* _EXERCISE DIRECTIONS_:
In the entries below, count every line with the string "time". State the count and nothing else.

============

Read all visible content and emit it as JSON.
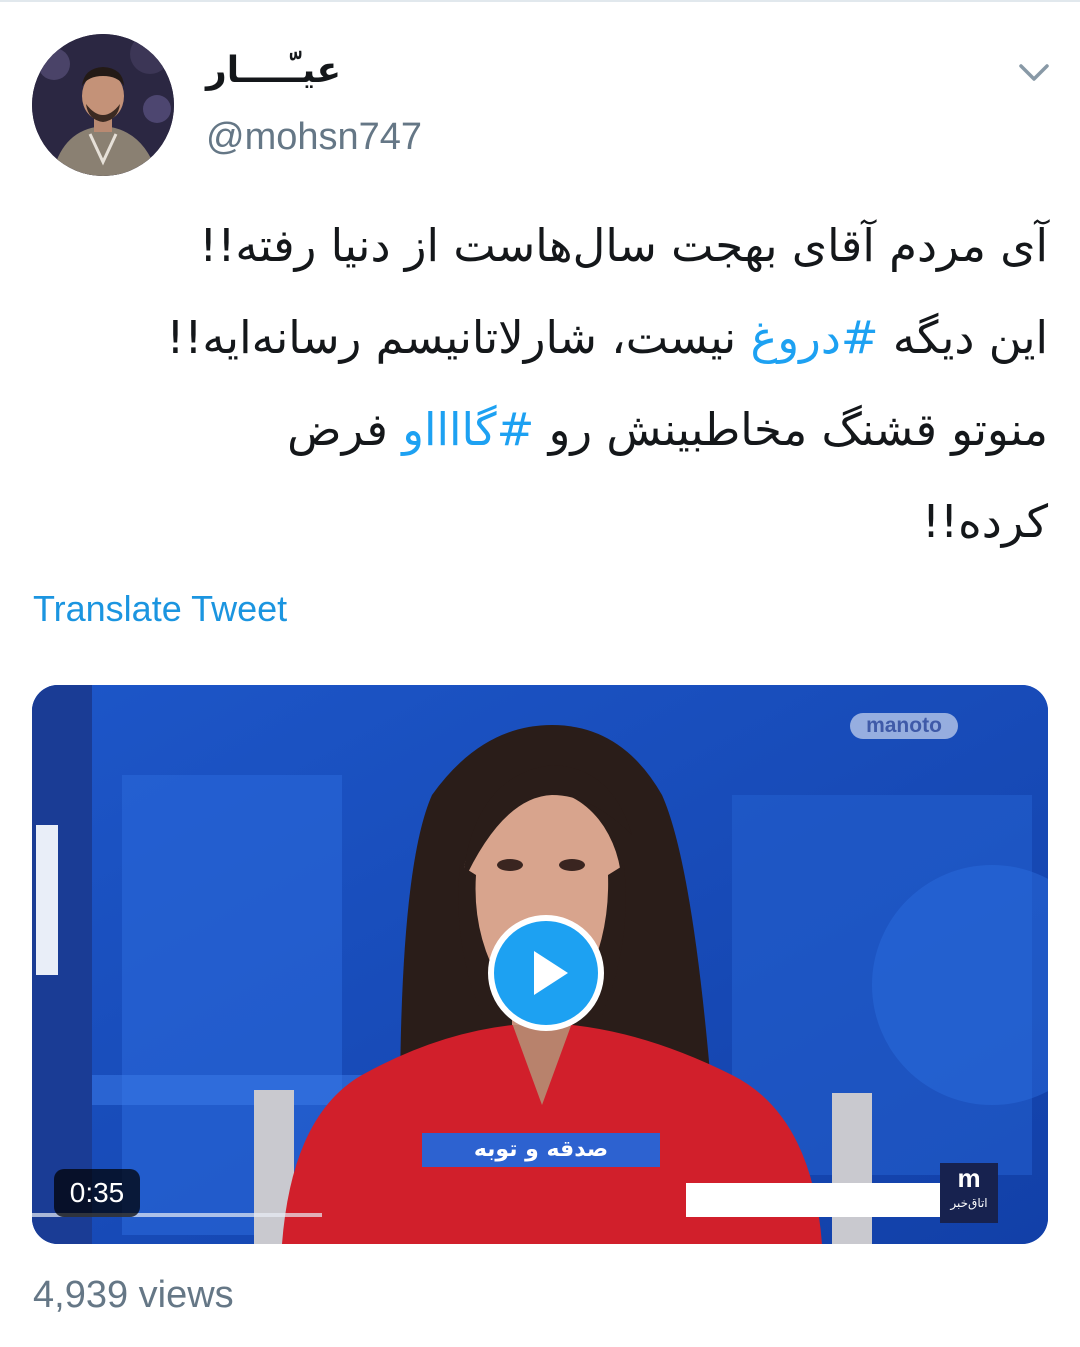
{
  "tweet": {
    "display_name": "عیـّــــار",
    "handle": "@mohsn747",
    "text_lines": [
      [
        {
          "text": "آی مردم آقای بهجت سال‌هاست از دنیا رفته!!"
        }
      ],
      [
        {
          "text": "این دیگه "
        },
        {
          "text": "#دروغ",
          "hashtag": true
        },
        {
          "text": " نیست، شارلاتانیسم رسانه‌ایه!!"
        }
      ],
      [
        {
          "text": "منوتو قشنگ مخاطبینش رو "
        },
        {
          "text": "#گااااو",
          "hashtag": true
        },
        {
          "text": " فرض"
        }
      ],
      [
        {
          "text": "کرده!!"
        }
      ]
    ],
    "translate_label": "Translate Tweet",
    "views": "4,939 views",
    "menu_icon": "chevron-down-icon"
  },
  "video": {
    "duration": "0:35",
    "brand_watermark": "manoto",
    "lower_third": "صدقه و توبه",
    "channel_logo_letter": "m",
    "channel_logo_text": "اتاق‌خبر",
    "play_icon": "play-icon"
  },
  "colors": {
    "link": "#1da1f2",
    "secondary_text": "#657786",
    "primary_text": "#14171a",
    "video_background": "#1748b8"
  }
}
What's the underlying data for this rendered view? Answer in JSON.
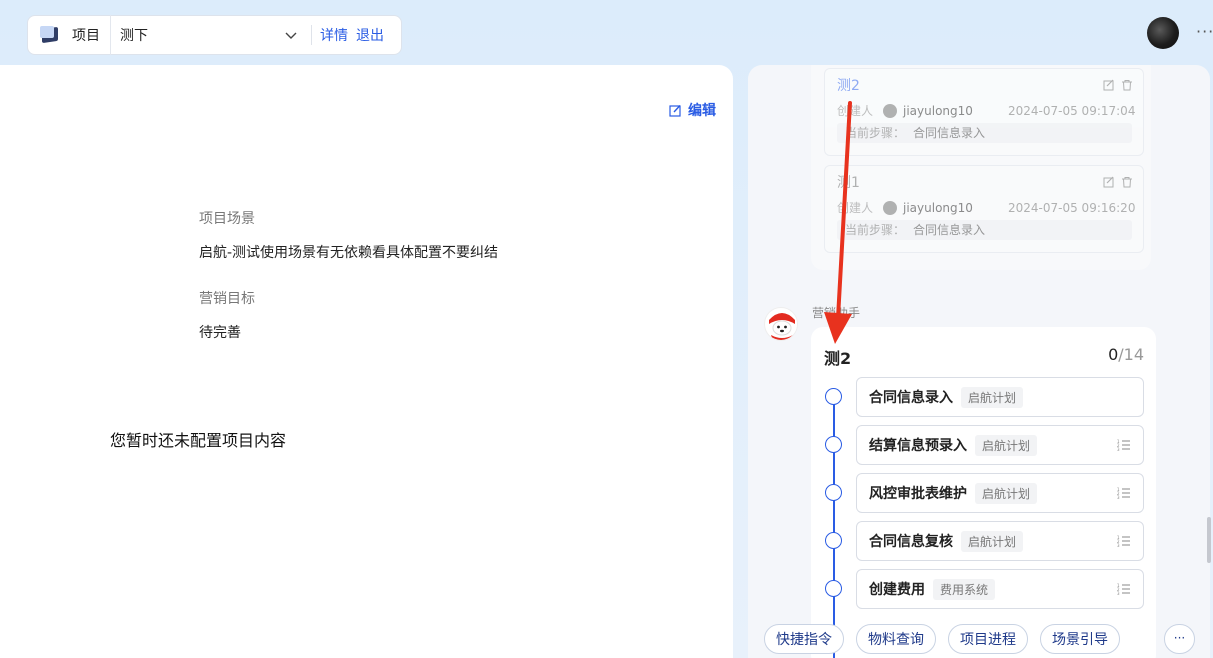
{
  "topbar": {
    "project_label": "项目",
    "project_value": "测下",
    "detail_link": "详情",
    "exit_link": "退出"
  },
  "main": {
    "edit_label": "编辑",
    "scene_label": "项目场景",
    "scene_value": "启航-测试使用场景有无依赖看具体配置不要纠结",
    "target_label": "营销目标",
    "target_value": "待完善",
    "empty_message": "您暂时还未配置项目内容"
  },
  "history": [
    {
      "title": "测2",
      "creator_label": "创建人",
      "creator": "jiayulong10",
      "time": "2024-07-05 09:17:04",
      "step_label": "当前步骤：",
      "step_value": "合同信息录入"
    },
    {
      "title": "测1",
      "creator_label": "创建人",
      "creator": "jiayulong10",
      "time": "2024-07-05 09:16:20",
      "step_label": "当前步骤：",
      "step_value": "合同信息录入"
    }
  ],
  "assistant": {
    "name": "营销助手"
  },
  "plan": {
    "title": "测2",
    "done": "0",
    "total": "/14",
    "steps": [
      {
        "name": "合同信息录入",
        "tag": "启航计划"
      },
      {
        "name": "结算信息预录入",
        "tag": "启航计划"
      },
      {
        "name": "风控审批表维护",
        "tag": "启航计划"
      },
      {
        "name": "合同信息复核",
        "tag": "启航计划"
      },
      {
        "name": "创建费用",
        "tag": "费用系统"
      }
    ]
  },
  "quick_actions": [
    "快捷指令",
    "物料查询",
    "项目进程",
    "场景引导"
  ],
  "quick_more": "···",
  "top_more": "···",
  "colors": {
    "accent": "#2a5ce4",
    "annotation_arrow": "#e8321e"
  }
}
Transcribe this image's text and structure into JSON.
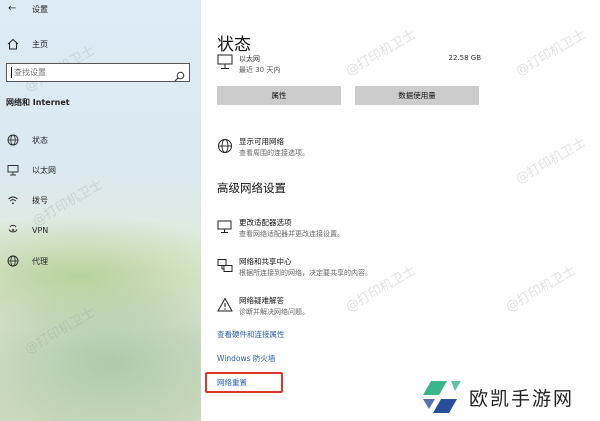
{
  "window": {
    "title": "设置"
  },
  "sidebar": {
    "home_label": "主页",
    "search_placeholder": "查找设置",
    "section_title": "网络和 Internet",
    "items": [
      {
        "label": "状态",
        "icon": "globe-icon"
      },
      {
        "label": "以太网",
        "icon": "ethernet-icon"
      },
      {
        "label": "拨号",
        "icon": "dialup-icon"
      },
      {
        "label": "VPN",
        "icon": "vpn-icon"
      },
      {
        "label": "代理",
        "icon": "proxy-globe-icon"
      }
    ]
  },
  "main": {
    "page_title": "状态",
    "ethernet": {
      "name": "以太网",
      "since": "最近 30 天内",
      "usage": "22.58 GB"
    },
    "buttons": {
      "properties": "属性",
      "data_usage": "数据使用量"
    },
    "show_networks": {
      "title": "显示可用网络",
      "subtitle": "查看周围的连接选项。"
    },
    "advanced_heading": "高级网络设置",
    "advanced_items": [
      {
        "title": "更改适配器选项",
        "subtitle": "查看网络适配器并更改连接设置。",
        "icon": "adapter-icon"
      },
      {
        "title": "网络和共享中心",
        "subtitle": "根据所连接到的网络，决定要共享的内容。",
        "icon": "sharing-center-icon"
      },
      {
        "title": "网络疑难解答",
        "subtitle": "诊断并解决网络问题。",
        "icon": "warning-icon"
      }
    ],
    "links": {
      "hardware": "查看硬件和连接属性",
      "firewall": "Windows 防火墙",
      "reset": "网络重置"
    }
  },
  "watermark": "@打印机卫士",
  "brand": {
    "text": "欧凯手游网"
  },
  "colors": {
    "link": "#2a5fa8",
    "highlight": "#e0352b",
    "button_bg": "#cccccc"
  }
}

============

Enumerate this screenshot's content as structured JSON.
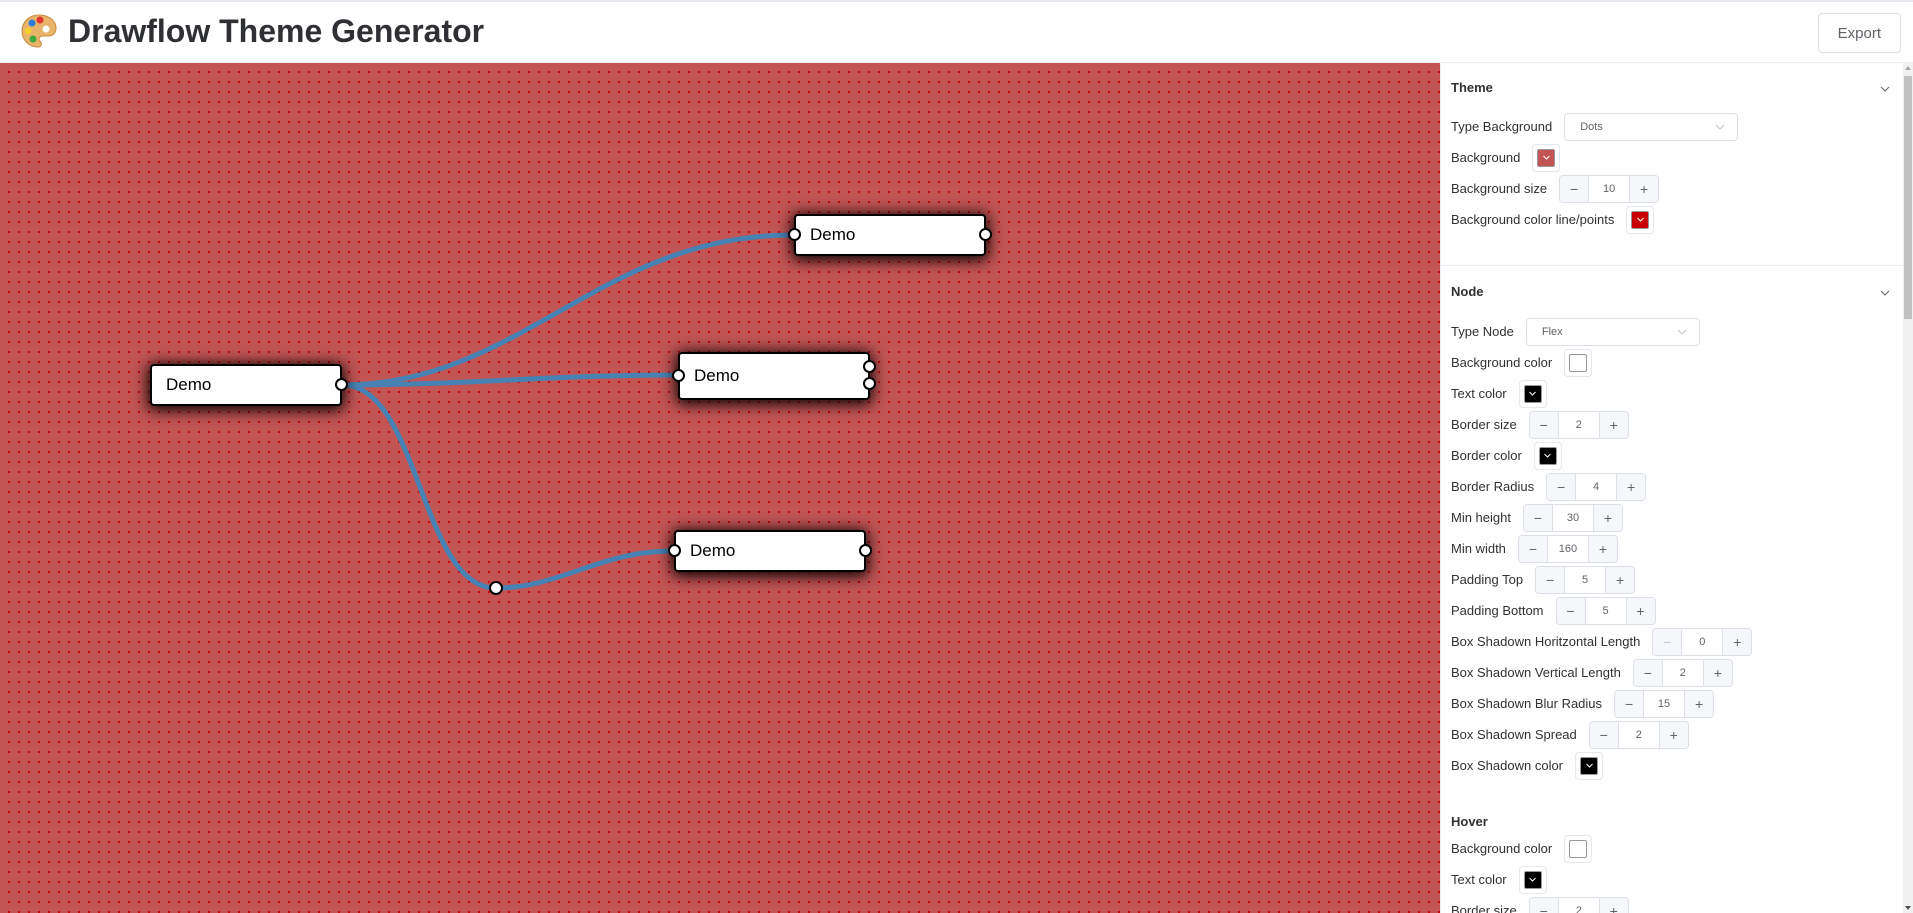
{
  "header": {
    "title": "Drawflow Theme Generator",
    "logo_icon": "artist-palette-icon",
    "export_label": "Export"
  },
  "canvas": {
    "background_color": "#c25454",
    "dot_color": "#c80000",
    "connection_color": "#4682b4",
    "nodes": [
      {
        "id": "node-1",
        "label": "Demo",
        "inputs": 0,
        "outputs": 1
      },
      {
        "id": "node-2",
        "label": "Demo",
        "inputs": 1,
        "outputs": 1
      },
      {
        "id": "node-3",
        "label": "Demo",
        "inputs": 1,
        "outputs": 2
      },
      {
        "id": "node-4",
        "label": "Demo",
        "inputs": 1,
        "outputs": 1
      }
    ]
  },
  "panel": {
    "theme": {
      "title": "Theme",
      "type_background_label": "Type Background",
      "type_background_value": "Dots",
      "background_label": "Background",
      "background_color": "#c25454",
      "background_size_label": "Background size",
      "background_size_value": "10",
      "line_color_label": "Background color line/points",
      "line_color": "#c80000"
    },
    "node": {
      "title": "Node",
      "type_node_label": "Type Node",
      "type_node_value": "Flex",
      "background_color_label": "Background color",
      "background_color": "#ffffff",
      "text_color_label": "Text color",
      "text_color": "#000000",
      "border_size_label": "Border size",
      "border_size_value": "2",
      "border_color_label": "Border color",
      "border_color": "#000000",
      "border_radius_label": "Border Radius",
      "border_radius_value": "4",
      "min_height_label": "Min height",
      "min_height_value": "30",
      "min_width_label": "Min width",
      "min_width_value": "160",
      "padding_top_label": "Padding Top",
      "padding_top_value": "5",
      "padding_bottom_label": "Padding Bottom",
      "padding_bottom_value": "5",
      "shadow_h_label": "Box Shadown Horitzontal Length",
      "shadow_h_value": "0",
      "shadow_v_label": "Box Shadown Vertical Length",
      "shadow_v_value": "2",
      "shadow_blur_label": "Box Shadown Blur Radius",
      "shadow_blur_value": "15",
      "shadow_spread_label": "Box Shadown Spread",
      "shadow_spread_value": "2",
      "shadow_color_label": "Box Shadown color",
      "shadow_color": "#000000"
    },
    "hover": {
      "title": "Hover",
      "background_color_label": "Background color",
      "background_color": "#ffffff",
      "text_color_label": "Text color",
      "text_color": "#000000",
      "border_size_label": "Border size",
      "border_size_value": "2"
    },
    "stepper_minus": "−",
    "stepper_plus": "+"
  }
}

============

* _SOLUTION TO THIS EXERCISE_:
2